PROMPT »
Answer these questions from the book review below:
1. What name does My Secret Agent Lover Man go by in this book?
2. How old is Weetzie in this book?
3. Where does Weetzie plan to live while she figures things out?

PAGE TEXT »
How did Block go from that kind of writing to this scene of Weetzie Bat, leaving home some twenty years after she met and moved in with the love of her life, My Secret Agent Lover Man?  (Yes, that's his real name.  It has to do with the wish she made that came true in that first book.  Except in this book apparently Block got tired of typing all those words, so now he's just Max, the name he went by when he left Weetzie, briefly, in the first book of their adventures.)  Weetzie is packing, and here's what she decides to bring with her.  Bear in mind that this is all in italics in the book.  God only knows why.  And he's not telling me.

a lime green, pink, and orange kimono-print string bikini she has made herself
two fresh, unopened packs of men's extra-small white tank tops from the surplus store
new-fallen-snowy-white Levi's 501 jeans
men's black silk gabardine trousers from the Salvation Army, tailored to fit
a pair of orange suede old-school trainers with white stripes
orange-leather, silver-studded slides
some bikini underwear and bras in black, white, pink, lime green, and orange
a pink-and-green Pucci tunic from her best friend Dirk's Grandma Fifi

When did Block get so hammer-handed with the nouns?  This isn't a scene-setter.  This is a brag list.  Look, Weetzie's forty and boy, does she know how to dress!  And she's kept her figure, too!

That's another thing.  Knowing exactly what age Weetzie is.  Such details were left satisfyingly vague in the earlier works.  When Witch Baby skates off to find her birth mother (and herself) in her own book, we really don't know how old she is.  She's old enough to fall in love with a boy.  She's young enough to bite Weetzie's fingers when Weetzie tries to feed her vegetables.  Maybe about eight, or ten.  And how old was Weetzie herself when she decided to have a baby?  Twenty-five?  Seventeen?  I enjoyed wondering. 

No such fun in this book.  Weetzie is forty.  She's opened a shop.  She's having a relationship crisis.  She's going to go live in a hotel for a while and figure things out.  Blah, blah, blah.

Not that there's anything wrong with that plot.  It's just that it's so spelled out.  Well, everything in this book is.  Block has lost all ability to show rather than tell.  Weetzie's life has lost its magic and so she has to go find some magic and look!  The hotel she's staying at is magic!  Lots and lots of magical characters everywhere!  Hey, there's another one!

SUPPLIED DATA »
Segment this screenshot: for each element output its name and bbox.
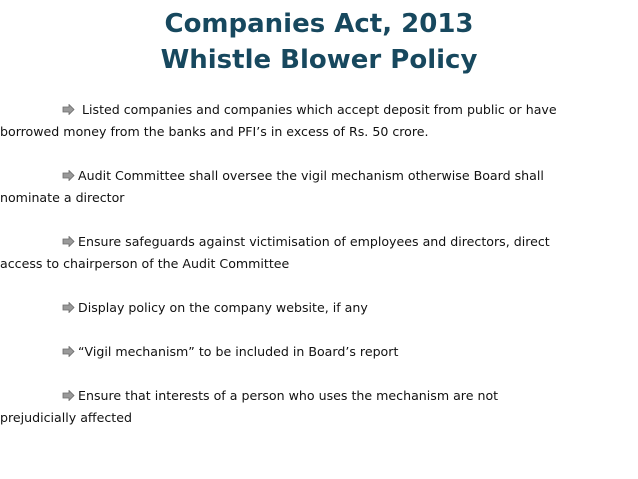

THE ANSWER »
1. Max
2. Forty
3. In a hotel